_Page text:_
——
If you're ready to switch to solar, you should know about one of the advantages available to California homeowners — net energy metering, also known as net metering or NEM. While the environmental benefits are often enough of an incentive to invest in solar, saving money is even better.
Net metering allows homeowners to sell the energy they don't use from their solar array back to their electric provider. Plus, the sale price is often at the same retail rate the company charges customers, making it a great way to save money on utility bills.Are you ready to learn more about net metering and how the program has evolved in California? This blog covers:
- How net energy metering works
- California NEM 1.0 (original program)
- California NEM 2.0 (changes)
- California NEM 3.0 (latest)
- How Burgeson’s can help you go solar and save
Ready to explore the benefits of solar power? Contact us today.
At Burgeson's, we believe in honesty, integrity, and doing what's right for our customers, which is why we'll only recommend solar installation if we think it will save you money. Call us at 909-792-2222 to schedule a free estimate with honest and upfront pricing.
How Net Energy Metering Works
In most areas, net metering connects your home’s power to the local grid, allowing you to send excess power back to your utility. There may be a connection fee to get the process started. Once it's in place, your electric meter tracks your usage, ultimately delivering monthly savings. If you sell power to the grid, your meter counts backward. When you're using more power than you generate, it counts upwards. At the end of the month, you only pay for the energy you use after all your credits are deducted.
——
_Data:_
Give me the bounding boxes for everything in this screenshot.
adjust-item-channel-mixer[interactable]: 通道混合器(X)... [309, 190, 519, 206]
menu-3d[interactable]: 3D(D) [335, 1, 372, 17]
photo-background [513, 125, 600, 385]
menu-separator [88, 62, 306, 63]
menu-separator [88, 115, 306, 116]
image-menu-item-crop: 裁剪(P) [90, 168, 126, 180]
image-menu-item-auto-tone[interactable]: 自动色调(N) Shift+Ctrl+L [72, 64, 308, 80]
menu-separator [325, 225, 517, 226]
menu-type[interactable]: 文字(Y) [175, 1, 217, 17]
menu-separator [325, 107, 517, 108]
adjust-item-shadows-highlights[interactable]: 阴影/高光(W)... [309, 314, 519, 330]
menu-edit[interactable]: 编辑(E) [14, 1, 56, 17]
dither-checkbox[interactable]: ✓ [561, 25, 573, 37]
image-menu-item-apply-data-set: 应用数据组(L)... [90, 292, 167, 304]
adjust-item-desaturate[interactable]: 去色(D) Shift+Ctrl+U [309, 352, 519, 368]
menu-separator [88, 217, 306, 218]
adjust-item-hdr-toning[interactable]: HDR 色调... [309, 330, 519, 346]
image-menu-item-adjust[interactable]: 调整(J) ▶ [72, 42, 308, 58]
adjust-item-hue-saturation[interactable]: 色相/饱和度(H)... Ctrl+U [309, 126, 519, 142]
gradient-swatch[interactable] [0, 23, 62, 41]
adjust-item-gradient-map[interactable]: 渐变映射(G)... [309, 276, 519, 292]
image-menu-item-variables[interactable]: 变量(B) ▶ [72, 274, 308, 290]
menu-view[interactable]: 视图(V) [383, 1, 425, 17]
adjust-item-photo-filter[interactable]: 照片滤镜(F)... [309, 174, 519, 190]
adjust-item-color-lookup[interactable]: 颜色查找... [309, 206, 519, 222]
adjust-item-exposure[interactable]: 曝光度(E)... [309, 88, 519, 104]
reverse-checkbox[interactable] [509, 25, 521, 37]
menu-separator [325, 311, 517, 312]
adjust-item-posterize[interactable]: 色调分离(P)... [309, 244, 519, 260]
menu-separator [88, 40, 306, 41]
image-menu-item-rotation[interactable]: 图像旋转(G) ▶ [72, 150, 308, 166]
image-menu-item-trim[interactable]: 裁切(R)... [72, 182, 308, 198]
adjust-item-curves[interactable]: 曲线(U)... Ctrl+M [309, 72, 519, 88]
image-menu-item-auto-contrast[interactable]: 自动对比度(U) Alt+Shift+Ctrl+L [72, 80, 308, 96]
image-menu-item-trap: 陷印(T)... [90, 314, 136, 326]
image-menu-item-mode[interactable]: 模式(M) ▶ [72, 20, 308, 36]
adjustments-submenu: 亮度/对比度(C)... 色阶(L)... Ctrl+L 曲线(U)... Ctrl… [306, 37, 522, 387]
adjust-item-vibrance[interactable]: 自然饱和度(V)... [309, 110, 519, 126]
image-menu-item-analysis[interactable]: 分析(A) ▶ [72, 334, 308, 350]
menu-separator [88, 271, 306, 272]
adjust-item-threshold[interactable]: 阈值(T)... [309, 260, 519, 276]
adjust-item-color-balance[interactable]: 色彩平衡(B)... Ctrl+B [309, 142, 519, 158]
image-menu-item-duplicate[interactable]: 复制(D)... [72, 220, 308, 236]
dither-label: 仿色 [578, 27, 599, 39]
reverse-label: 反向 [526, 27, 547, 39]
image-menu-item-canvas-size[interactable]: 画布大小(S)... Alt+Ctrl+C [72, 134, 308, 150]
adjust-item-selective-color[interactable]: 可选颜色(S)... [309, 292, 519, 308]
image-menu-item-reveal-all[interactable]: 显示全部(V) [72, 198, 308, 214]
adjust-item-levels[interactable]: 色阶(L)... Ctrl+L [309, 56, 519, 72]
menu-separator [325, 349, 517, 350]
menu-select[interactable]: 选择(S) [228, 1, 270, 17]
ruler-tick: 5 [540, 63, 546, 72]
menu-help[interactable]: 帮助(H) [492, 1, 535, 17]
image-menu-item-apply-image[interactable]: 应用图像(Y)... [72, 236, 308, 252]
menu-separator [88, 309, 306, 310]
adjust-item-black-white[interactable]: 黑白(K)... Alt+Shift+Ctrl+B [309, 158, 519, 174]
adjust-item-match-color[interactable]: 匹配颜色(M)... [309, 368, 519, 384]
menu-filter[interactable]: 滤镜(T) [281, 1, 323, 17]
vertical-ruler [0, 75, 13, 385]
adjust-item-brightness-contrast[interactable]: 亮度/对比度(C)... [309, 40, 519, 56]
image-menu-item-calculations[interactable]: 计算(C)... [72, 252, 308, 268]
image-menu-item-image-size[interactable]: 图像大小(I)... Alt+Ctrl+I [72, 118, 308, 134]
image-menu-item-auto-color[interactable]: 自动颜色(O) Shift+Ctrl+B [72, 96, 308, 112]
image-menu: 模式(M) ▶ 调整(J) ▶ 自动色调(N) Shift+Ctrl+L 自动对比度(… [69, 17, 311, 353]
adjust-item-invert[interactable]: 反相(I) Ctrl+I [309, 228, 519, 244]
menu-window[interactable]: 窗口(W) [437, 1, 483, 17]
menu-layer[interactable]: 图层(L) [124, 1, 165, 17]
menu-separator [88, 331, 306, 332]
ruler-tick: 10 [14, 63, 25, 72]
——
_What is being asked:_ List every topic that the net metering page says the blog covers. The listing is separate material from the net metering page.

_Exercise answer:_
- How net energy metering works
- California NEM 1.0 (original program)
- California NEM 2.0 (changes)
- California NEM 3.0 (latest)
- How Burgeson’s can help you go solar and save